[DOCUMENT EXTRACT]
-.-.-

Let's wire it up end to end.

🛠️ 1. Setup

# bash
mkdir shot-worker && cd shot-worker
python3.12 -m venv .venv && source .venv/bin/activate
pip install scenedetect==0.7 opencv-python-headless==4.10.0.84 \
            rq==1.16 psycopg[binary]==3.2.0 boto3==1.34.0

We also need FFmpeg on the host:

# bash
$ ffmpeg -version | head -1
ffmpeg version 8.1.1 ...

A throwaway DB for the boundaries table:

-- schema.sql
CREATE TABLE shots (
    asset_id   TEXT NOT NULL,
    shot_index INT  NOT NULL,
    start_s    NUMERIC(10, 3) NOT NULL,
    end_s      NUMERIC(10, 3) NOT NULL,
    metric     NUMERIC(10, 3),
    PRIMARY KEY (asset_id, shot_index)
);

CREATE INDEX shots_asset_idx ON shots (asset_id);

# bash
psql -d shotworker -f schema.sql

🎬 2. The detector picker

PySceneDetect 0.7 ships five detectors, and the right one depends on the content. A small router up front saves a lot of pain later.

# worker/detectors.py
from scenedetect import AdaptiveDetector, ContentDetector, ThresholdDetector
from scenedetect.detectors import HistogramDetector, HashDetector

def pick_detector(content_class: str):
    """Pick the PySceneDetect detector that suits the content class.

    content_class comes from the upload metadata: 'talking_head', 'sports',
    'animation', 'screen_recording', etc. Tune thresholds against your own
    samples; the defaults here are starting points, not ground truth.
    """
    match content_class:
        case "sports" | "action":
            # Rolling-average baseline handles fast camera motion better.
            return AdaptiveDetector(adaptive_threshold=3.0, min_scene_len=15)
        case "animation":
            # Histogram delta works better than HSV deltas on animated content.
            return HistogramDetector(threshold=0.05, min_scene_len=15)
        case "screen_recording":
            # Perceptual hashing skips long static stretches.
            return HashDetector(threshold=0.395, min_scene_len=30)
        case "fade_heavy":
            # Threshold-based detection catches fade-to-black act breaks.
            return ThresholdDetector(threshold=12.0, min_scene_len=15)
        case _:
            # Default: HSV content delta. Works on most diverse content.
            return ContentDetector(threshold=27.0, min_scene_len=15)

💡 Tip: keep a small set of labeled test clips (one per content class) and re-run the detector on them whenever you touch thresholds. The "did my change regress" question gets cheaper to answer fast.

🔍 3. The detection function

PySceneDetect's high-level API is small enough that the whole detection step is a dozen lines:

# worker/detect.py
from pathlib import Path

from scenedetect import open_video, SceneManager
from worker.detectors import pick_detector


def detect_shots(video_path: Path, content_class: str = "default"):
    """Run shot detection on a video file.

    Returns a list of (start_seconds, end_seconds, metric_score) tuples.
    """
    video = open_video(str(video_path))
    scene_manager = SceneManager()
    detector = pick_detector(content_class)
    scene_manager.add_detector(detector)

-.-.-

(Rows excerpted from a collection)
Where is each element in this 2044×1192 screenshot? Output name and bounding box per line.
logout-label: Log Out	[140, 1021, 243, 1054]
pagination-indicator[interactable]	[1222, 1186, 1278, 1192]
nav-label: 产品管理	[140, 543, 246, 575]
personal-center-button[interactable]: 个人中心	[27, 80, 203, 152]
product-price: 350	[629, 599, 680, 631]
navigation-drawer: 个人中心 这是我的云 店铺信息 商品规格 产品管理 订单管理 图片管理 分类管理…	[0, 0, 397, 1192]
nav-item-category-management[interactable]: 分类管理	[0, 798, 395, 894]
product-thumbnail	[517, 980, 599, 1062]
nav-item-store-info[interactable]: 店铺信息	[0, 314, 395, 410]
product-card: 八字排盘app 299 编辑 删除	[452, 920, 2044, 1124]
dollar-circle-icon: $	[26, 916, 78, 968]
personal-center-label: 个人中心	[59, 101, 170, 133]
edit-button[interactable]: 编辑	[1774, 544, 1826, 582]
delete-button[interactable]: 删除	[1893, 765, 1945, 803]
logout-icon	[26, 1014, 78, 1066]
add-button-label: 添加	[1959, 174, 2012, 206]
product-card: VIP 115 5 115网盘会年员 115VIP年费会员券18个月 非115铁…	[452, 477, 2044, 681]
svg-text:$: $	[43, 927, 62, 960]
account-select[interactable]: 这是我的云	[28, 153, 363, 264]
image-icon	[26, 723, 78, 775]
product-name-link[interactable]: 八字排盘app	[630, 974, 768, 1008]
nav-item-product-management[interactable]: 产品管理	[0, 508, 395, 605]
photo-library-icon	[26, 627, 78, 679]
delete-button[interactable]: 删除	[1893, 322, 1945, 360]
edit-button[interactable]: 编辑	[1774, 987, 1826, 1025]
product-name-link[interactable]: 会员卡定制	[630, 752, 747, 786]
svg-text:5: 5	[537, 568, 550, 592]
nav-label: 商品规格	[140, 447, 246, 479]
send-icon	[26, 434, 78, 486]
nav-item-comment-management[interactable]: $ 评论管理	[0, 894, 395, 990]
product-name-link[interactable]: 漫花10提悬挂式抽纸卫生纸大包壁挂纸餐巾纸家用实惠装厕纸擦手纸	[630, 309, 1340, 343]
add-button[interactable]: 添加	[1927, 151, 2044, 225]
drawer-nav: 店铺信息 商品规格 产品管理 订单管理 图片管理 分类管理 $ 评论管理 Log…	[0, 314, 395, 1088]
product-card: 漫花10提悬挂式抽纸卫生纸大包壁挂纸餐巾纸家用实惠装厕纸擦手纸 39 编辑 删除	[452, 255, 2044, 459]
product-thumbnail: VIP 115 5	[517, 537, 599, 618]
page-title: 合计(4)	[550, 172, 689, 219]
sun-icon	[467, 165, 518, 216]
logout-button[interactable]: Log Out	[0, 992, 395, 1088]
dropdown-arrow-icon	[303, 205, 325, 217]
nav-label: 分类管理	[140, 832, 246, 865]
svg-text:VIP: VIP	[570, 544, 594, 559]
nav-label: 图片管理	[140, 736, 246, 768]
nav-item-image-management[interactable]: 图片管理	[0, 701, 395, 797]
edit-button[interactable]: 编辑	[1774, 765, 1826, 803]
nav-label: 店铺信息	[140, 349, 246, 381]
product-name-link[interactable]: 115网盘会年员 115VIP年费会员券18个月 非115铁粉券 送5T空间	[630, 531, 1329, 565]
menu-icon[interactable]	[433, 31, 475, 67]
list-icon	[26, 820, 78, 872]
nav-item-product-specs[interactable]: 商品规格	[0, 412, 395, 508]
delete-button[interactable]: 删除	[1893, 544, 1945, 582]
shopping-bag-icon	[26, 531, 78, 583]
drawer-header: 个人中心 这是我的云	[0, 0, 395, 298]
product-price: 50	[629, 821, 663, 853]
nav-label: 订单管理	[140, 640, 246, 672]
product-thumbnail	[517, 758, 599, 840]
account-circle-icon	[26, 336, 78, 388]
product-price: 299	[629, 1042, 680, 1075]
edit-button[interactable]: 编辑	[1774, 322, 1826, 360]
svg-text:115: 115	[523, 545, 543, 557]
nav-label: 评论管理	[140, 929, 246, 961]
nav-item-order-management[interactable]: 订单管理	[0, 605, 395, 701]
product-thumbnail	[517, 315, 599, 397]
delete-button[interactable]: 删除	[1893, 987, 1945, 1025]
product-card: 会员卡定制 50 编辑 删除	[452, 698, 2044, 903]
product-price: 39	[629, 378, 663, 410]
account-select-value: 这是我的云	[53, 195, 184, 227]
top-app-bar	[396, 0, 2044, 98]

-.-.-

[TASK BRIEF] Duplicate the part of the shot-detection walkthrough that opens with the words containing "content_class comes from" and closes with "camera motion better.". The rows aren't needed for any of this.

[FINAL RESULT]
content_class comes from the upload metadata: 'talking_head', 'sports',
    'animation', 'screen_recording', etc. Tune thresholds against your own
    samples; the defaults here are starting points, not ground truth.
    """
    match content_class:
        case "sports" | "action":
            # Rolling-average baseline handles fast camera motion better.